> **Job**: Exactly the lines from the one containing "Give me the" through the final line of the listing are to be retyped, and nothing more.

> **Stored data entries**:
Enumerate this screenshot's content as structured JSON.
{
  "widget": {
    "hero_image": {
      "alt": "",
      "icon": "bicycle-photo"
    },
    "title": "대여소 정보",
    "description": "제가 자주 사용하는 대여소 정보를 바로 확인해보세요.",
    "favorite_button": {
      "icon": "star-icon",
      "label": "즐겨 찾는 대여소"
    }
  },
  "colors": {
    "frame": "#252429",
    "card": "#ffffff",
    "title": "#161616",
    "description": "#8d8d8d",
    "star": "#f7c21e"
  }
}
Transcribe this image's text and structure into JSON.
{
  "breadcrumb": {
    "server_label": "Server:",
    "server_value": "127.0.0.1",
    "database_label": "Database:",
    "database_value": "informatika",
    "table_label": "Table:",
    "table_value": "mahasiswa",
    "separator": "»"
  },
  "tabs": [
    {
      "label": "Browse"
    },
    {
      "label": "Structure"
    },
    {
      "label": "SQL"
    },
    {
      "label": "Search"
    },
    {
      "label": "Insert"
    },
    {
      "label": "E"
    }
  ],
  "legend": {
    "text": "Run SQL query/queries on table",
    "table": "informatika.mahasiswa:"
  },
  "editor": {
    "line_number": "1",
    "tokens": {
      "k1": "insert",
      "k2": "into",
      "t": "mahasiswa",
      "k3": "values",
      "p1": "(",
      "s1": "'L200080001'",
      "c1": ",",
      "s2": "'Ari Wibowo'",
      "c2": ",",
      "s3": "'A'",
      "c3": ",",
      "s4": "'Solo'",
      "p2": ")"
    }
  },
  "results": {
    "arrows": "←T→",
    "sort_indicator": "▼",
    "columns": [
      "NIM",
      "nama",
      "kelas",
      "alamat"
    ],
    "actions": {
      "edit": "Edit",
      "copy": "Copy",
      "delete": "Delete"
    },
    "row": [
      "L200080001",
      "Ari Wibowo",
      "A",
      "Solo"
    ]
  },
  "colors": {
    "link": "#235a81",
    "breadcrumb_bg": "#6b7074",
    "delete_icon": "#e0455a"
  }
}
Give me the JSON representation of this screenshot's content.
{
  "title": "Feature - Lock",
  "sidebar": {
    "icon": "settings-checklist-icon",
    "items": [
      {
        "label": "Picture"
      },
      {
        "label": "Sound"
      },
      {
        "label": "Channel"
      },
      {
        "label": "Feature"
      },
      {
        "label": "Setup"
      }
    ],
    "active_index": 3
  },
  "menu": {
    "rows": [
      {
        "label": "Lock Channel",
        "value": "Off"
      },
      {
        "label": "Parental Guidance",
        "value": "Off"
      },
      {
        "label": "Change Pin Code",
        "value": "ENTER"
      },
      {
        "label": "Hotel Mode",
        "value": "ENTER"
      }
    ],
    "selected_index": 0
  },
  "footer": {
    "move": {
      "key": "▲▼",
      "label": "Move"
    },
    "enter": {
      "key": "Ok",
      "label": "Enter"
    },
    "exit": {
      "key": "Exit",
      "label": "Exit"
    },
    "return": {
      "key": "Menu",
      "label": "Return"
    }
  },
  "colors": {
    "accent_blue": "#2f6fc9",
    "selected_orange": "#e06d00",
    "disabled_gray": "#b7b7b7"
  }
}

> **Answer to the task**:
Give me the JSON representation of this screenshot's content.
{
  "title": "Feature - Lock",
  "sidebar": {
    "icon": "settings-checklist-icon",
    "items": [
      {
        "label": "Picture"
      },
      {
        "label": "Sound"
      },
      {
        "label": "Channel"
      },
      {
        "label": "Feature"
      },
      {
        "label": "Setup"
      }
    ],
    "active_index": 3
  },
  "menu": {
    "rows": [
      {
        "label": "Lock Channel",
        "value": "Off"
      },
      {
        "label": "Parental Guidance",
        "value": "Off"
      },
      {
        "label": "Change Pin Code",
        "value": "ENTER"
      },
      {
        "label": "Hotel Mode",
        "value": "ENTER"
      }
    ],
    "selected_index": 0
  },
  "footer": {
    "move": {
      "key": "▲▼",
      "label": "Move"
    },
    "enter": {
      "key": "Ok",
      "label": "Enter"
    },
    "exit": {
      "key": "Exit",
      "label": "Exit"
    },
    "return": {
      "key": "Menu",
      "label": "Return"
    }
  },
  "colors": {
    "accent_blue": "#2f6fc9",
    "selected_orange": "#e06d00",
    "disabled_gray": "#b7b7b7"
  }
}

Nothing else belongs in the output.